Excerpt provided:
The Bill does not specify the types of behaviour that will be covered, since that will be case dependent, but the Explanatory Notes give some likely examples. These include following a person—for example, deliberately walking closely behind someone as they walk home late at night; I should say that I have heard about that from my own daughters on occasion—making an obscene or aggressive comment towards a person; making an obscene or offensive gesture towards a person; obstructing a person making a journey; and driving or riding a vehicle slowly near a person making a journey. Importantly, there is a reasonable conduct defence, which was the subject of some discussion in the other place, and an amendment was brought in which now requires Ministers to produce statutory guidance for the police about the new offence, in particular about the reasonable conduct defence. That reasonable conduct defence is already in the legislation, in Section 4A, but there will be statutory guidance about it.

The Bill does not fill a gap in the law: there is no gap. Public sexual harassment behaviour is already covered by existing criminal offences, especially offences in the Public Order Act. So, we do not need or, I suggest, want a new offence. When I spoke from the Front Bench, I frequently said that the statute book is not there as a form of semaphore to send signals. This does not create a new offence; as I said, it creates a higher sentence for a particular form of the offence.

Section 2 is therefore important. It refers to the guidance I mentioned, which will be issued to all relevant parties by the Secretary of State and provides that the chief constable and others in the police must have regard to that guidance. I should say, in parenthesis, that I found that a little odd when I first looked at it: I thought it could be taken for granted that chief constables would have regard to guidance. I presume, therefore, that this is standard drafting, but I would not want it thought that, in any other case, if we did not say they must have regard to it, that means that they can ignore it. I shall leave that there for the moment.

I draw the House’s attention to the consequential amendments in Section 3, not because they are in any way problematic but because I feel I should, because the first of them amends the Football Spectators Act 1989, and I should probably declare my registered interest as the chair of the Football Regulatory Authority in that regard. Section 4 extends the Bill to England and Wales. Wales was bought in by an amendment in the other place. That was received with enthusiasm by the Welsh Government. I do not think I need to declare an interest there—I will just read out my name from Hansard in due course.

Given information:
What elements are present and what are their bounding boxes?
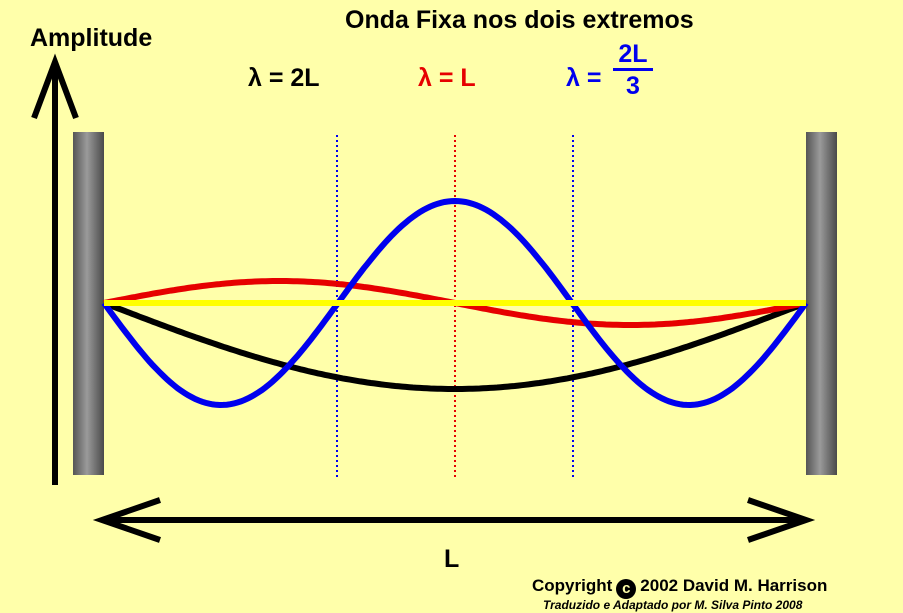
lambda-l-label: λ = L: [418, 64, 476, 92]
copyright-icon: c: [616, 579, 637, 599]
length-axis-label: L: [444, 545, 460, 573]
lambda-2l3-fraction: 2L 3: [613, 40, 653, 101]
amplitude-axis-label: Amplitude: [30, 24, 153, 52]
wave-third-harmonic: [101, 197, 809, 409]
left-fixed-post: [73, 132, 104, 475]
copyright-line: Copyright c 2002 David M. Harrison: [532, 576, 827, 599]
amplitude-axis-arrow: [31, 53, 79, 485]
length-arrow: [92, 497, 816, 543]
lambda-2l-label: λ = 2L: [248, 64, 320, 92]
diagram-title: Onda Fixa nos dois extremos: [345, 6, 694, 34]
wave-fundamental: [102, 300, 808, 392]
lambda-2l3-prefix: λ =: [566, 64, 602, 92]
translation-credit: Traduzido e Adaptado por M. Silva Pinto …: [543, 598, 803, 612]
right-fixed-post: [806, 132, 837, 475]
fraction-numerator: 2L: [613, 40, 653, 71]
copyright-prefix: Copyright: [532, 576, 613, 595]
copyright-text: 2002 David M. Harrison: [640, 576, 828, 595]
fraction-denominator: 3: [626, 72, 640, 100]
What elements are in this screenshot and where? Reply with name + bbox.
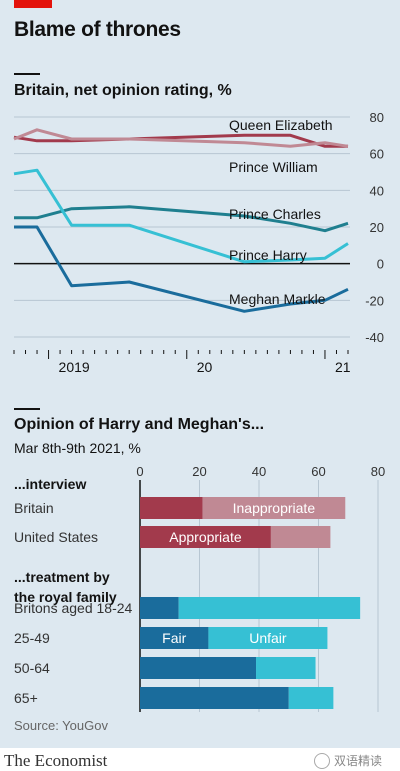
- group-header: ...interview: [14, 476, 86, 492]
- series-line: [14, 225, 349, 313]
- bar-segment: [140, 657, 257, 679]
- brand-logo: The Economist: [4, 751, 108, 770]
- watermark-text: 双语精读: [333, 754, 382, 768]
- y-tick-label: 40: [370, 183, 384, 198]
- y-tick-label: 20: [370, 220, 384, 235]
- y-tick-label: -20: [365, 293, 384, 308]
- row-label: 25-49: [14, 630, 50, 646]
- line-chart: 80 60 40 20 0 -20 -40 2019 20 21 Queen Elizabeth Pr…: [13, 110, 384, 375]
- x-tick-label: 0: [136, 464, 143, 479]
- series-line: [14, 205, 349, 233]
- section-rule: [14, 408, 40, 410]
- bar-segment: [140, 597, 179, 619]
- x-tick-label: 80: [371, 464, 385, 479]
- x-tick-label: 20: [197, 359, 213, 375]
- line-chart-title: Britain, net opinion rating, %: [14, 82, 232, 99]
- chart-panel: Blame of thrones Britain, net opinion ra…: [0, 0, 400, 748]
- bar-segment: [140, 627, 209, 649]
- y-tick-label: 0: [377, 257, 384, 272]
- source-note: Source: YouGov: [14, 718, 108, 733]
- series-label: Queen Elizabeth: [229, 117, 333, 133]
- group-header: the royal family: [14, 589, 117, 605]
- x-tick-label: 20: [192, 464, 206, 479]
- segment-label: Inappropriate: [233, 500, 316, 516]
- bar-chart-subtitle: Mar 8th-9th 2021, %: [14, 440, 141, 456]
- bar-segment: [140, 687, 289, 709]
- x-tick-label: 60: [311, 464, 325, 479]
- bar-chart-title: Opinion of Harry and Meghan's...: [14, 416, 265, 433]
- bar-segment: [208, 627, 328, 649]
- watermark: 双语精读: [313, 752, 382, 769]
- bar-segment: [140, 526, 271, 548]
- segment-label: Unfair: [249, 630, 287, 646]
- row-label: United States: [14, 529, 98, 545]
- row-label: Britain: [14, 500, 54, 516]
- bar-segment: [178, 597, 361, 619]
- series-label: Prince William: [229, 159, 318, 175]
- x-tick-label: 21: [335, 359, 351, 375]
- brand-red-tab: [14, 0, 52, 8]
- series-label: Prince Charles: [229, 206, 321, 222]
- bar-segment: [288, 687, 334, 709]
- x-tick-label: 40: [252, 464, 266, 479]
- wechat-icon: [313, 752, 330, 769]
- bar-segment: [140, 497, 203, 519]
- section-rule: [14, 73, 40, 75]
- series-label: Meghan Markle: [229, 291, 326, 307]
- bar-segment: [270, 526, 331, 548]
- segment-label: Appropriate: [169, 529, 242, 545]
- y-tick-label: 80: [370, 110, 384, 125]
- segment-label: Fair: [162, 630, 186, 646]
- row-label: 65+: [14, 690, 38, 706]
- x-tick-label: 2019: [59, 359, 90, 375]
- series-line: [13, 168, 349, 264]
- series-label: Prince Harry: [229, 247, 307, 263]
- series-line: [13, 128, 349, 148]
- row-label: 50-64: [14, 660, 50, 676]
- headline: Blame of thrones: [14, 18, 181, 41]
- row-label: Britons aged 18-24: [14, 600, 133, 616]
- bar-chart: 0 20 40 60 80 ...interview Britain Inappropriat…: [14, 464, 385, 712]
- y-tick-label: -40: [365, 330, 384, 345]
- bar-segment: [256, 657, 316, 679]
- group-header: ...treatment by: [14, 569, 110, 585]
- bar-segment: [202, 497, 346, 519]
- y-tick-label: 60: [370, 147, 384, 162]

Directions: In the speech excerpt, which Act is changed by the first of the consequential amendments in Section 3? The entries are separate material and have no connection to the speech excerpt.

Output of the task: The Football Spectators Act 1989.